> _Study text_:
# # # # #
KOCHI:
The sixth edition of the Kochi-Muziris Biennale (KMB), organised by the Kochi Biennale Foundation (KBF), will be titled ‘For the Time Being’. Curated by renowned artist Nikhil Chopra with HH Art Spaces, an artist-led organisation based out of Goa, the biennale will run for 110 days, from December 12, 2025, through March 31, 2026.
The KBF also announced the curatorial framework for KMB ’25. Alongside the international exhibition, the Biennale will feature a diverse programme of talks, performances, workshops, and film screenings, unfolding across various sites in Kochi. Key programme verticals include the Students’ Biennale, Invitations, Art By Children, the Residency Programme and the Collateral.
The curatorial note by Nikhil Chopra states that the sixth edition of the KMB will embrace process as methodology and position ‘friendship economies’ as the very scaffolding of the exhibition. Moving away from the conventional Biennale model of a singular, central exhibition-event, the sixth edition is envisioned as a living ecosystem “one where each element shares space, time, and resources, and grows in dialogue with each other.”
# # # # #
> _Instructions_:
A - According to the curatorial note in the Biennale article, how will the sixth edition differ from the conventional Biennale model? Answer in one to three sentences.
B - Write the next part of the Biennale article, picking up after its final sentence.

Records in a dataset
# # # # #
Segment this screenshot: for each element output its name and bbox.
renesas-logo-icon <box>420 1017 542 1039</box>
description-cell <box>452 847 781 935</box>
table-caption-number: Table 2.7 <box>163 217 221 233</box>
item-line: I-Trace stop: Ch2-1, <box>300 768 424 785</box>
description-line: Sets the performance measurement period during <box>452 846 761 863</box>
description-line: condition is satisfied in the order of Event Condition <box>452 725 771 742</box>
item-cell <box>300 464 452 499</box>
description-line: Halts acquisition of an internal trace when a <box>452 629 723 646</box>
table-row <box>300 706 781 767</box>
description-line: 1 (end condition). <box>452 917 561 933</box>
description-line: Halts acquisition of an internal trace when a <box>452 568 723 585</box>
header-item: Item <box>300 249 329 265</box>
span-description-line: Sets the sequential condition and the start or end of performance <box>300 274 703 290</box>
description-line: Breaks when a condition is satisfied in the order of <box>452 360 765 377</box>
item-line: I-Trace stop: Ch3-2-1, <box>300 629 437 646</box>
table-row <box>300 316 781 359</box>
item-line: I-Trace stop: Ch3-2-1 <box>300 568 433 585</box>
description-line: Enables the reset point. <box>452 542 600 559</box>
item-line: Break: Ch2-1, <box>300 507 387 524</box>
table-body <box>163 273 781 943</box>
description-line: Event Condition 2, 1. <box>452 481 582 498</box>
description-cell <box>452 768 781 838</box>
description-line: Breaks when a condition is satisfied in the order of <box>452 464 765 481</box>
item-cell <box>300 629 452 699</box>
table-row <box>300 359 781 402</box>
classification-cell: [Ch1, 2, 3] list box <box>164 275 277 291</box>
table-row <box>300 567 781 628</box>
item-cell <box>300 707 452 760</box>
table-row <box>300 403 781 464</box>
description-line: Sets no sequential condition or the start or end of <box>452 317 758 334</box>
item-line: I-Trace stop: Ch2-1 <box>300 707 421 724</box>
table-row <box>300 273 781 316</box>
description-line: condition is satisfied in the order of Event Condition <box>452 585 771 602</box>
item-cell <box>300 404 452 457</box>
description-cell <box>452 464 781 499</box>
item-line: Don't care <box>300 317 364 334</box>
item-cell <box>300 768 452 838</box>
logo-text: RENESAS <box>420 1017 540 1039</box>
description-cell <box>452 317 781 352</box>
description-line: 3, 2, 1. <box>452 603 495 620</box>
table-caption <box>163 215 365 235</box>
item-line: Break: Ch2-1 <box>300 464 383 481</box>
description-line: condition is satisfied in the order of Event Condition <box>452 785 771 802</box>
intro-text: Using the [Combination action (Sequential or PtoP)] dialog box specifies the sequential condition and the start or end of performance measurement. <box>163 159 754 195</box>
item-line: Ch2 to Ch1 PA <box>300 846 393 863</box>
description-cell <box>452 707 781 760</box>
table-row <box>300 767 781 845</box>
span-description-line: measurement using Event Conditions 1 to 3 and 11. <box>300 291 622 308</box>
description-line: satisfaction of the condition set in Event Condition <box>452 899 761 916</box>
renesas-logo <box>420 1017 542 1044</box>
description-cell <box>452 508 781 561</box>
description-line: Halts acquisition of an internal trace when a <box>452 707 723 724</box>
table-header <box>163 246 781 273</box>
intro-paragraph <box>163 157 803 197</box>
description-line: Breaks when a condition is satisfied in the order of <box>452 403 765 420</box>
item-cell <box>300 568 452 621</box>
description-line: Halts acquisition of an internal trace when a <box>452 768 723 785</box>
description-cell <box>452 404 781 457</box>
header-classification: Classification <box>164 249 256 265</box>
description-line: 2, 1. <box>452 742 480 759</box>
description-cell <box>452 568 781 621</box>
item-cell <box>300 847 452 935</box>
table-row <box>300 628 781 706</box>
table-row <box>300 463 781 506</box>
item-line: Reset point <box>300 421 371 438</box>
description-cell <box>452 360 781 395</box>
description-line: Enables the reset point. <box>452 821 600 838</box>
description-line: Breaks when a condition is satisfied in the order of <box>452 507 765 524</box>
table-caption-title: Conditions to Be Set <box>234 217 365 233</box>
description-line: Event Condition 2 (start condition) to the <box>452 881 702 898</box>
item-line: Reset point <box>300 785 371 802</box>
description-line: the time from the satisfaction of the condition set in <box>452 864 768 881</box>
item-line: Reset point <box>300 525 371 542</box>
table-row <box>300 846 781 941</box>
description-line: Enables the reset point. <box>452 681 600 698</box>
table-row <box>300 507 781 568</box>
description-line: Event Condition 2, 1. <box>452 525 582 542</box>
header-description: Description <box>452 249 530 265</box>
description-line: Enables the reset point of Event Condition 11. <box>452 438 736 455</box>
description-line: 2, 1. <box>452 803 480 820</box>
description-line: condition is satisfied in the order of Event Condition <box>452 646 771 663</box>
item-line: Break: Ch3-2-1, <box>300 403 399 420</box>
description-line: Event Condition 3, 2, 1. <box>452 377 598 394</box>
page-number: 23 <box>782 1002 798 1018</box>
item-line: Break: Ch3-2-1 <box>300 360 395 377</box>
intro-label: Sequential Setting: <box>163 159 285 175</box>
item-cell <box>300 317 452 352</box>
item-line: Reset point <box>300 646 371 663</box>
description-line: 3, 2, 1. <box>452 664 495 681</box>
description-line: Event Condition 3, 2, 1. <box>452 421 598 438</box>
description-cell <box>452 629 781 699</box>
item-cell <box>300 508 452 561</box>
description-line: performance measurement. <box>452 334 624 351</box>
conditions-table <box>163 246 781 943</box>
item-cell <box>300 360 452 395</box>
# # # # #
> _Your responses_:
A - It moves away from the usual model of a single, central exhibition-event. Instead, it is envisioned as a living ecosystem in which each element shares space, time, and resources and grows in dialogue with the others. Process serves as its methodology, and "friendship economies" form the scaffolding of the exhibition.

B -
Chopra is an internationally renowned multidisciplinary artist whose practice interweaves performance, drawing, photography, sculpture and installation. KMB is India’s first and South Asia’s longest-running contemporary art biennale.
KBF Chair Dr Venu V said the biennale, over its past editions, has consistently risen in stature, attracting artworks from both celebrated and emerging talents from India and abroad.
“Organising such an event needs meticulous planning and strategies. We have introduced important organisational changes in the Kochi Biennale Foundation, and we are confident to make a grand success of the sixth edition of the biennale. For both commoners and connoisseurs, it will offer a dynamic experience.”
Bose Krishnamachari, President of Kochi-Muziris Biennale, said that Nikhil Chopra’s emphasis on durational exhibitions and performances will be a highlight of the sixth edition. “Those visiting the biennale will be introduced to an immersive atmosphere, featuring spectacular artworks and site-responsive installations. The event will also offer abundant opportunities to engage with artists and fellow art enthusiasts, and witness the layered cultural life of Kochi, a city where global and local currents converge and diverge all at once.”
Here is the text of ‘curatorial vision’ released:
Curatorial vision
The sixth edition of the Kochi-Muziris Biennale is an invitation to embrace process as methodology, and to place the friendship economies that have long nurtured artist-led initiatives as the very scaffolding of the exhibition.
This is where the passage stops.